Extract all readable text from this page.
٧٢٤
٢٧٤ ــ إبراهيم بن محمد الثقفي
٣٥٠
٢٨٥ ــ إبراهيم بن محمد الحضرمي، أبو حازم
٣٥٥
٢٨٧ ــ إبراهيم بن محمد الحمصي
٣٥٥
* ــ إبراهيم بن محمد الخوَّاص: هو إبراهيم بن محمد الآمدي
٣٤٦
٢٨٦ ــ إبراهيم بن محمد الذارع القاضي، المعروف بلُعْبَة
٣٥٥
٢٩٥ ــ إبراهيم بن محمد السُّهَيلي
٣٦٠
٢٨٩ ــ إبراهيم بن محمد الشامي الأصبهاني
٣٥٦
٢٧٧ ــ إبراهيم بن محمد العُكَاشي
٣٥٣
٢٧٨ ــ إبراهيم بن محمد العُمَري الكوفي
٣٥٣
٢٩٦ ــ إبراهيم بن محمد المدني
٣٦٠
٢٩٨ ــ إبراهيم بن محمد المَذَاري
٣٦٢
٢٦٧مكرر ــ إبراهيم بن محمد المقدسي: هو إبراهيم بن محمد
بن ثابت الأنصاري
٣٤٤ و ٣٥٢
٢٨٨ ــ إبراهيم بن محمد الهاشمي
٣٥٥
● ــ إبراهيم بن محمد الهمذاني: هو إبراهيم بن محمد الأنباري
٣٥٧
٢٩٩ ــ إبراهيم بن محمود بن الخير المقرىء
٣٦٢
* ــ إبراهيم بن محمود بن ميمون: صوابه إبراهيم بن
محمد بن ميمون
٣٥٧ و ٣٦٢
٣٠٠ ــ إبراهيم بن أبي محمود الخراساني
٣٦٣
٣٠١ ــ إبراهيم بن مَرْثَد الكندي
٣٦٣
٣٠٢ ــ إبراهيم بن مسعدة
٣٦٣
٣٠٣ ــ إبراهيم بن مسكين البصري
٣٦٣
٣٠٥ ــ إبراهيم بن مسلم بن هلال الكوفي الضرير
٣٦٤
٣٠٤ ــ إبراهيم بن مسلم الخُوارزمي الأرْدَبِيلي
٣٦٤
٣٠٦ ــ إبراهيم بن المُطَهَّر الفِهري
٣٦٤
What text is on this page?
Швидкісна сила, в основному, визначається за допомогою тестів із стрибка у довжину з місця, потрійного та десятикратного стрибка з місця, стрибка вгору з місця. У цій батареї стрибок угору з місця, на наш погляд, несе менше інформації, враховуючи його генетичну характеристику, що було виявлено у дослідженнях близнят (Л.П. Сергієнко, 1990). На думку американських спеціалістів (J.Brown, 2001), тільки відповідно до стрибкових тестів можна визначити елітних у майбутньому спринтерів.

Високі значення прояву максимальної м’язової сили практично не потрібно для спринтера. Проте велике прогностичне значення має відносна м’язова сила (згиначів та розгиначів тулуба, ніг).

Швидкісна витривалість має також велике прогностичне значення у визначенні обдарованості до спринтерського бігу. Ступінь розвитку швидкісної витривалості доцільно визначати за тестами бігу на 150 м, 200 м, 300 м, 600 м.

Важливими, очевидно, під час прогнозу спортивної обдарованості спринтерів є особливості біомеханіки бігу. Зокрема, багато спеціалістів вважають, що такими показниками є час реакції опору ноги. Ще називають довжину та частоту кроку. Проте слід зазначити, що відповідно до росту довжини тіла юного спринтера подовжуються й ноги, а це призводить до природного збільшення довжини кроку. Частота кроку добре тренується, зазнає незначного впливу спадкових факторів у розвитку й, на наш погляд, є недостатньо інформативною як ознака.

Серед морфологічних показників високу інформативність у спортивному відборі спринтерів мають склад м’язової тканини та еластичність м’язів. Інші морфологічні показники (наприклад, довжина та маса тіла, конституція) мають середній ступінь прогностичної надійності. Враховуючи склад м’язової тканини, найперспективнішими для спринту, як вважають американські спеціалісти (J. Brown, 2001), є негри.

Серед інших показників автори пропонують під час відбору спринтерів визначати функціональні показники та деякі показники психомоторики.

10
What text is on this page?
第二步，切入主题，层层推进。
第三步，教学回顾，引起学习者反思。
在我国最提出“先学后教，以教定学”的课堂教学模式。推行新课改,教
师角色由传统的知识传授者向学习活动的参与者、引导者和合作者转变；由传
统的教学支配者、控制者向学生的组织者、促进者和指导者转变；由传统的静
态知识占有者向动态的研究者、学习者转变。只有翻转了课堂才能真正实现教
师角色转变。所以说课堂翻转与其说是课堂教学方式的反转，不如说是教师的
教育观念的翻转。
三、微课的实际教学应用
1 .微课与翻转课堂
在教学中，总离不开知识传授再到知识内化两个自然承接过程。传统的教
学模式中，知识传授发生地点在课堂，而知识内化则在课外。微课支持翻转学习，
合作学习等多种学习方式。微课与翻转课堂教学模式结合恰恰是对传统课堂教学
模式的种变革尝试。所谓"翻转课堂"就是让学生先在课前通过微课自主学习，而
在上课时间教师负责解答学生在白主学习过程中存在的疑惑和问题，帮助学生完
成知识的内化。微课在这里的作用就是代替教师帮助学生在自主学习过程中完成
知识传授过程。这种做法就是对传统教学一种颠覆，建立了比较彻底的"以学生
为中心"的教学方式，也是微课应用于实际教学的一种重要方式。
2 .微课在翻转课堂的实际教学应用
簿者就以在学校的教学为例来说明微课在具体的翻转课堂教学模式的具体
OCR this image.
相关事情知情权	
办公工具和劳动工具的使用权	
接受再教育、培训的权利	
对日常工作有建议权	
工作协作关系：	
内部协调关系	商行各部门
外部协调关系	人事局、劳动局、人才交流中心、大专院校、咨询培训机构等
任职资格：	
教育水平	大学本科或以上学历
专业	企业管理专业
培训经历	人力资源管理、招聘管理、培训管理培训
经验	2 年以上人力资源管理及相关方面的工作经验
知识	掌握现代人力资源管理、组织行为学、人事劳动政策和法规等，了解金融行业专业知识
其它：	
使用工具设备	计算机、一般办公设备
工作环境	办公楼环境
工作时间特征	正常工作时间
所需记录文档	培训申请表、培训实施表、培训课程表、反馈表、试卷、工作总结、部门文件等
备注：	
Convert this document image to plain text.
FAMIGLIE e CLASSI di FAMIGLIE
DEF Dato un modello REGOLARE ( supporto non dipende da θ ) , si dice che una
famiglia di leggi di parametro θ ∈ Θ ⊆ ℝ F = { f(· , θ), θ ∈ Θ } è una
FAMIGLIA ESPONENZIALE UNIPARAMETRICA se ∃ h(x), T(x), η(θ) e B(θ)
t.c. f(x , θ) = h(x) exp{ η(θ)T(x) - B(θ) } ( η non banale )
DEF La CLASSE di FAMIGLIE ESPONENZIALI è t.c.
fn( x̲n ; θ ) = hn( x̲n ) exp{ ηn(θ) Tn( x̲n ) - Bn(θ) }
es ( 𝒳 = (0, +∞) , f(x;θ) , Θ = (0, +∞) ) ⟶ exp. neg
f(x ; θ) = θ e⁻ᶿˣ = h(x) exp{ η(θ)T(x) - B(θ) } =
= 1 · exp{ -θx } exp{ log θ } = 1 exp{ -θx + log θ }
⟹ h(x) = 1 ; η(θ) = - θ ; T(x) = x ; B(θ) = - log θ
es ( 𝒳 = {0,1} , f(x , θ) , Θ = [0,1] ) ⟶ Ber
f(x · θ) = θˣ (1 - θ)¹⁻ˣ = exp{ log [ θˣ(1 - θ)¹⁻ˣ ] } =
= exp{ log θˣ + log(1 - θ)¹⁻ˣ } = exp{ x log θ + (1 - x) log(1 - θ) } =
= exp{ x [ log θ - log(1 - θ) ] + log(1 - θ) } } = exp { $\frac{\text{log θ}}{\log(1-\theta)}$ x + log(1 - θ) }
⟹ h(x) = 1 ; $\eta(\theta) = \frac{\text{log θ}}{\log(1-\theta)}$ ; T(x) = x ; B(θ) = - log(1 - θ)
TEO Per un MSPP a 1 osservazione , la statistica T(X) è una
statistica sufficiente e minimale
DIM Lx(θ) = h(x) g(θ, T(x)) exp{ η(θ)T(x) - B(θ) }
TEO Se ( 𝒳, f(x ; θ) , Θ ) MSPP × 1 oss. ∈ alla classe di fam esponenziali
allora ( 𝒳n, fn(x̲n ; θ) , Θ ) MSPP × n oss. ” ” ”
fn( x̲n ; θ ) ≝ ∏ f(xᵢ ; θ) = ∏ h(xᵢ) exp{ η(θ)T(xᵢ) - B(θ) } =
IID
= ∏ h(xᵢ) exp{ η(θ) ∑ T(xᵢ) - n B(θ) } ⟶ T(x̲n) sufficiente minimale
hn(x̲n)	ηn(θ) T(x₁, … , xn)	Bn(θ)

○ ○ ○ ○ ○

▶ [TASK] Take the line holding "Convert this document image to plain text." and all lines after it through the end of the data, and set them down exactly.

▶ [COMPLETED TASK]
Convert this document image to plain text.
FAMIGLIE e CLASSI di FAMIGLIE
DEF Dato un modello REGOLARE ( supporto non dipende da θ ) , si dice che una
famiglia di leggi di parametro θ ∈ Θ ⊆ ℝ F = { f(· , θ), θ ∈ Θ } è una
FAMIGLIA ESPONENZIALE UNIPARAMETRICA se ∃ h(x), T(x), η(θ) e B(θ)
t.c. f(x , θ) = h(x) exp{ η(θ)T(x) - B(θ) } ( η non banale )
DEF La CLASSE di FAMIGLIE ESPONENZIALI è t.c.
fn( x̲n ; θ ) = hn( x̲n ) exp{ ηn(θ) Tn( x̲n ) - Bn(θ) }
es ( 𝒳 = (0, +∞) , f(x;θ) , Θ = (0, +∞) ) ⟶ exp. neg
f(x ; θ) = θ e⁻ᶿˣ = h(x) exp{ η(θ)T(x) - B(θ) } =
= 1 · exp{ -θx } exp{ log θ } = 1 exp{ -θx + log θ }
⟹ h(x) = 1 ; η(θ) = - θ ; T(x) = x ; B(θ) = - log θ
es ( 𝒳 = {0,1} , f(x , θ) , Θ = [0,1] ) ⟶ Ber
f(x · θ) = θˣ (1 - θ)¹⁻ˣ = exp{ log [ θˣ(1 - θ)¹⁻ˣ ] } =
= exp{ log θˣ + log(1 - θ)¹⁻ˣ } = exp{ x log θ + (1 - x) log(1 - θ) } =
= exp{ x [ log θ - log(1 - θ) ] + log(1 - θ) } } = exp { $\frac{\text{log θ}}{\log(1-\theta)}$ x + log(1 - θ) }
⟹ h(x) = 1 ; $\eta(\theta) = \frac{\text{log θ}}{\log(1-\theta)}$ ; T(x) = x ; B(θ) = - log(1 - θ)
TEO Per un MSPP a 1 osservazione , la statistica T(X) è una
statistica sufficiente e minimale
DIM Lx(θ) = h(x) g(θ, T(x)) exp{ η(θ)T(x) - B(θ) }
TEO Se ( 𝒳, f(x ; θ) , Θ ) MSPP × 1 oss. ∈ alla classe di fam esponenziali
allora ( 𝒳n, fn(x̲n ; θ) , Θ ) MSPP × n oss. ” ” ”
fn( x̲n ; θ ) ≝ ∏ f(xᵢ ; θ) = ∏ h(xᵢ) exp{ η(θ)T(xᵢ) - B(θ) } =
IID
= ∏ h(xᵢ) exp{ η(θ) ∑ T(xᵢ) - n B(θ) } ⟶ T(x̲n) sufficiente minimale
hn(x̲n)	ηn(θ) T(x₁, … , xn)	Bn(θ)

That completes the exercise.